Stored data:
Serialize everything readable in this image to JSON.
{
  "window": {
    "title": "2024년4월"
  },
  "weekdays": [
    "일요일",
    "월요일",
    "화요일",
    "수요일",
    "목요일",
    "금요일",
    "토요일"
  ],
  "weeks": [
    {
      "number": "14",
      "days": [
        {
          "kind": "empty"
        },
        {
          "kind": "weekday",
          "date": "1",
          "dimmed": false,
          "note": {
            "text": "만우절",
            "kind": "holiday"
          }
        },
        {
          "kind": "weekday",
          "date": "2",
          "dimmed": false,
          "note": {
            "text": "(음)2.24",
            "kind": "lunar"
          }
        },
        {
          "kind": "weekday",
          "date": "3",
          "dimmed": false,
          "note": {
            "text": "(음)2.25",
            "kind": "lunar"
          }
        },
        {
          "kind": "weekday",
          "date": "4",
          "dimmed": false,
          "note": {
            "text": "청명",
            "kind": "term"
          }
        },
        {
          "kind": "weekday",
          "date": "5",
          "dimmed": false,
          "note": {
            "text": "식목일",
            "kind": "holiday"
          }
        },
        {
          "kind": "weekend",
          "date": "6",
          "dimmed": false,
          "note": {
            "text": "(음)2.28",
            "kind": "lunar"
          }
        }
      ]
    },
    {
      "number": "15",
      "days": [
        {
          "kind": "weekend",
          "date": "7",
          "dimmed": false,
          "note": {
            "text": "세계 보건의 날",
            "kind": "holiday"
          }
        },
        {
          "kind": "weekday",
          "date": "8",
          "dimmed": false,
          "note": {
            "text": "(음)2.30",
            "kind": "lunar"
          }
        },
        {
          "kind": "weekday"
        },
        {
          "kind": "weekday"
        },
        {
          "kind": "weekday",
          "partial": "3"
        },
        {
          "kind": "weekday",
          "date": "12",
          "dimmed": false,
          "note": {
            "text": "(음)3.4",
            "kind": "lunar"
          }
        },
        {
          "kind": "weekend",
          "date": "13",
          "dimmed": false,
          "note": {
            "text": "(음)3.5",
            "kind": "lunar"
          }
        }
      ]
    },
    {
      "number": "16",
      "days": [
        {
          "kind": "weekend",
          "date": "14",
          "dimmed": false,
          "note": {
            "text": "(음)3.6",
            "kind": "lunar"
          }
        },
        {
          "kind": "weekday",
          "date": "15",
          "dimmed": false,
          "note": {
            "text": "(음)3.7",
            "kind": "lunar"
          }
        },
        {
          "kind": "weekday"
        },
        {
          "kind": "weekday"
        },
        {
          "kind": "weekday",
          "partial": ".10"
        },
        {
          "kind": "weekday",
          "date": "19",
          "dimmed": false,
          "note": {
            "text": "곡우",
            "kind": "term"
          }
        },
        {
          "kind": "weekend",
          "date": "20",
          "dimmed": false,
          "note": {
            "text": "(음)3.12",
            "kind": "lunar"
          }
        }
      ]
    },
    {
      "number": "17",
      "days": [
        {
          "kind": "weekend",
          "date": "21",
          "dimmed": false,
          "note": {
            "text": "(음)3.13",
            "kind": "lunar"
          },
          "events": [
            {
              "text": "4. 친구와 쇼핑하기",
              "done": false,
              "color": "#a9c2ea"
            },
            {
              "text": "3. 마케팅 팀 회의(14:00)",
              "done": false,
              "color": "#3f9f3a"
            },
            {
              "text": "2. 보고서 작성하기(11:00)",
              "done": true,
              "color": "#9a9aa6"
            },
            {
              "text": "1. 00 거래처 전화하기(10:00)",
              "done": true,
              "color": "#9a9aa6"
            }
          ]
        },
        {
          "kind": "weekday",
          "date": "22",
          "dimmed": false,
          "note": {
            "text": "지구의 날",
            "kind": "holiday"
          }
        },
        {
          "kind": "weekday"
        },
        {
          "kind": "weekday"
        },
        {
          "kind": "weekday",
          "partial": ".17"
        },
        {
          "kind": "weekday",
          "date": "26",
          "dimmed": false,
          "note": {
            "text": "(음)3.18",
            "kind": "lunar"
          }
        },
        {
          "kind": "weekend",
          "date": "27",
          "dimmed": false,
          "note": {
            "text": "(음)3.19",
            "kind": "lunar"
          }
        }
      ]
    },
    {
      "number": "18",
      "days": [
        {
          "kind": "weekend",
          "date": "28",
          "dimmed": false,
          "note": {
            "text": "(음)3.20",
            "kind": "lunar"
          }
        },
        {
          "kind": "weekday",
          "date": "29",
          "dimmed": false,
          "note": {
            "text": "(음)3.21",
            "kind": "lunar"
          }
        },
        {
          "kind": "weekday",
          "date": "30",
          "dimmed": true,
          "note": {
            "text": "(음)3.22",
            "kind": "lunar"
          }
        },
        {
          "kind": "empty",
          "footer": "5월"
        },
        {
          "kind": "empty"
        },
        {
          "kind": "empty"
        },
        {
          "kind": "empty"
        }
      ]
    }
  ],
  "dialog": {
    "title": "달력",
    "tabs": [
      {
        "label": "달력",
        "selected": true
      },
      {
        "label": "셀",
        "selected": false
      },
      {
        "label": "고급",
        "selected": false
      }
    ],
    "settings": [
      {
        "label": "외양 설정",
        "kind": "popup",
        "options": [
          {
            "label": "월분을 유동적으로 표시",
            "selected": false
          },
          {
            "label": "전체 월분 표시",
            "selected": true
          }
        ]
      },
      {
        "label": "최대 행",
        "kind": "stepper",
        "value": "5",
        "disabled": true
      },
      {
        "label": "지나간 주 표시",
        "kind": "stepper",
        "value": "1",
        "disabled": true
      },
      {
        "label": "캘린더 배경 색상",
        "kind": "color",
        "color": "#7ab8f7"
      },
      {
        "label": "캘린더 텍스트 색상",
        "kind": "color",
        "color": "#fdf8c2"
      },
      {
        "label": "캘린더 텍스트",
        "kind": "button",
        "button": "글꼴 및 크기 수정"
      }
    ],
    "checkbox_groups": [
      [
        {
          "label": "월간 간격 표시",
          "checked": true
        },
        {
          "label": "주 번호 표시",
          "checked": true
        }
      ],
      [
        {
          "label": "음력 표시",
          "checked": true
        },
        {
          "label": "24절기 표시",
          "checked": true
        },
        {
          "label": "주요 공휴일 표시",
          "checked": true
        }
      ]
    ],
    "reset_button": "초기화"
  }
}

### [Goal]
Reproduce each entry above exactly, keeping every word.

### [Exercise result]
Serialize everything readable in this image to JSON.
{
  "window": {
    "title": "2024년4월"
  },
  "weekdays": [
    "일요일",
    "월요일",
    "화요일",
    "수요일",
    "목요일",
    "금요일",
    "토요일"
  ],
  "weeks": [
    {
      "number": "14",
      "days": [
        {
          "kind": "empty"
        },
        {
          "kind": "weekday",
          "date": "1",
          "dimmed": false,
          "note": {
            "text": "만우절",
            "kind": "holiday"
          }
        },
        {
          "kind": "weekday",
          "date": "2",
          "dimmed": false,
          "note": {
            "text": "(음)2.24",
            "kind": "lunar"
          }
        },
        {
          "kind": "weekday",
          "date": "3",
          "dimmed": false,
          "note": {
            "text": "(음)2.25",
            "kind": "lunar"
          }
        },
        {
          "kind": "weekday",
          "date": "4",
          "dimmed": false,
          "note": {
            "text": "청명",
            "kind": "term"
          }
        },
        {
          "kind": "weekday",
          "date": "5",
          "dimmed": false,
          "note": {
            "text": "식목일",
            "kind": "holiday"
          }
        },
        {
          "kind": "weekend",
          "date": "6",
          "dimmed": false,
          "note": {
            "text": "(음)2.28",
            "kind": "lunar"
          }
        }
      ]
    },
    {
      "number": "15",
      "days": [
        {
          "kind": "weekend",
          "date": "7",
          "dimmed": false,
          "note": {
            "text": "세계 보건의 날",
            "kind": "holiday"
          }
        },
        {
          "kind": "weekday",
          "date": "8",
          "dimmed": false,
          "note": {
            "text": "(음)2.30",
            "kind": "lunar"
          }
        },
        {
          "kind": "weekday"
        },
        {
          "kind": "weekday"
        },
        {
          "kind": "weekday",
          "partial": "3"
        },
        {
          "kind": "weekday",
          "date": "12",
          "dimmed": false,
          "note": {
            "text": "(음)3.4",
            "kind": "lunar"
          }
        },
        {
          "kind": "weekend",
          "date": "13",
          "dimmed": false,
          "note": {
            "text": "(음)3.5",
            "kind": "lunar"
          }
        }
      ]
    },
    {
      "number": "16",
      "days": [
        {
          "kind": "weekend",
          "date": "14",
          "dimmed": false,
          "note": {
            "text": "(음)3.6",
            "kind": "lunar"
          }
        },
        {
          "kind": "weekday",
          "date": "15",
          "dimmed": false,
          "note": {
            "text": "(음)3.7",
            "kind": "lunar"
          }
        },
        {
          "kind": "weekday"
        },
        {
          "kind": "weekday"
        },
        {
          "kind": "weekday",
          "partial": ".10"
        },
        {
          "kind": "weekday",
          "date": "19",
          "dimmed": false,
          "note": {
            "text": "곡우",
            "kind": "term"
          }
        },
        {
          "kind": "weekend",
          "date": "20",
          "dimmed": false,
          "note": {
            "text": "(음)3.12",
            "kind": "lunar"
          }
        }
      ]
    },
    {
      "number": "17",
      "days": [
        {
          "kind": "weekend",
          "date": "21",
          "dimmed": false,
          "note": {
            "text": "(음)3.13",
            "kind": "lunar"
          },
          "events": [
            {
              "text": "4. 친구와 쇼핑하기",
              "done": false,
              "color": "#a9c2ea"
            },
            {
              "text": "3. 마케팅 팀 회의(14:00)",
              "done": false,
              "color": "#3f9f3a"
            },
            {
              "text": "2. 보고서 작성하기(11:00)",
              "done": true,
              "color": "#9a9aa6"
            },
            {
              "text": "1. 00 거래처 전화하기(10:00)",
              "done": true,
              "color": "#9a9aa6"
            }
          ]
        },
        {
          "kind": "weekday",
          "date": "22",
          "dimmed": false,
          "note": {
            "text": "지구의 날",
            "kind": "holiday"
          }
        },
        {
          "kind": "weekday"
        },
        {
          "kind": "weekday"
        },
        {
          "kind": "weekday",
          "partial": ".17"
        },
        {
          "kind": "weekday",
          "date": "26",
          "dimmed": false,
          "note": {
            "text": "(음)3.18",
            "kind": "lunar"
          }
        },
        {
          "kind": "weekend",
          "date": "27",
          "dimmed": false,
          "note": {
            "text": "(음)3.19",
            "kind": "lunar"
          }
        }
      ]
    },
    {
      "number": "18",
      "days": [
        {
          "kind": "weekend",
          "date": "28",
          "dimmed": false,
          "note": {
            "text": "(음)3.20",
            "kind": "lunar"
          }
        },
        {
          "kind": "weekday",
          "date": "29",
          "dimmed": false,
          "note": {
            "text": "(음)3.21",
            "kind": "lunar"
          }
        },
        {
          "kind": "weekday",
          "date": "30",
          "dimmed": true,
          "note": {
            "text": "(음)3.22",
            "kind": "lunar"
          }
        },
        {
          "kind": "empty",
          "footer": "5월"
        },
        {
          "kind": "empty"
        },
        {
          "kind": "empty"
        },
        {
          "kind": "empty"
        }
      ]
    }
  ],
  "dialog": {
    "title": "달력",
    "tabs": [
      {
        "label": "달력",
        "selected": true
      },
      {
        "label": "셀",
        "selected": false
      },
      {
        "label": "고급",
        "selected": false
      }
    ],
    "settings": [
      {
        "label": "외양 설정",
        "kind": "popup",
        "options": [
          {
            "label": "월분을 유동적으로 표시",
            "selected": false
          },
          {
            "label": "전체 월분 표시",
            "selected": true
          }
        ]
      },
      {
        "label": "최대 행",
        "kind": "stepper",
        "value": "5",
        "disabled": true
      },
      {
        "label": "지나간 주 표시",
        "kind": "stepper",
        "value": "1",
        "disabled": true
      },
      {
        "label": "캘린더 배경 색상",
        "kind": "color",
        "color": "#7ab8f7"
      },
      {
        "label": "캘린더 텍스트 색상",
        "kind": "color",
        "color": "#fdf8c2"
      },
      {
        "label": "캘린더 텍스트",
        "kind": "button",
        "button": "글꼴 및 크기 수정"
      }
    ],
    "checkbox_groups": [
      [
        {
          "label": "월간 간격 표시",
          "checked": true
        },
        {
          "label": "주 번호 표시",
          "checked": true
        }
      ],
      [
        {
          "label": "음력 표시",
          "checked": true
        },
        {
          "label": "24절기 표시",
          "checked": true
        },
        {
          "label": "주요 공휴일 표시",
          "checked": true
        }
      ]
    ],
    "reset_button": "초기화"
  }
}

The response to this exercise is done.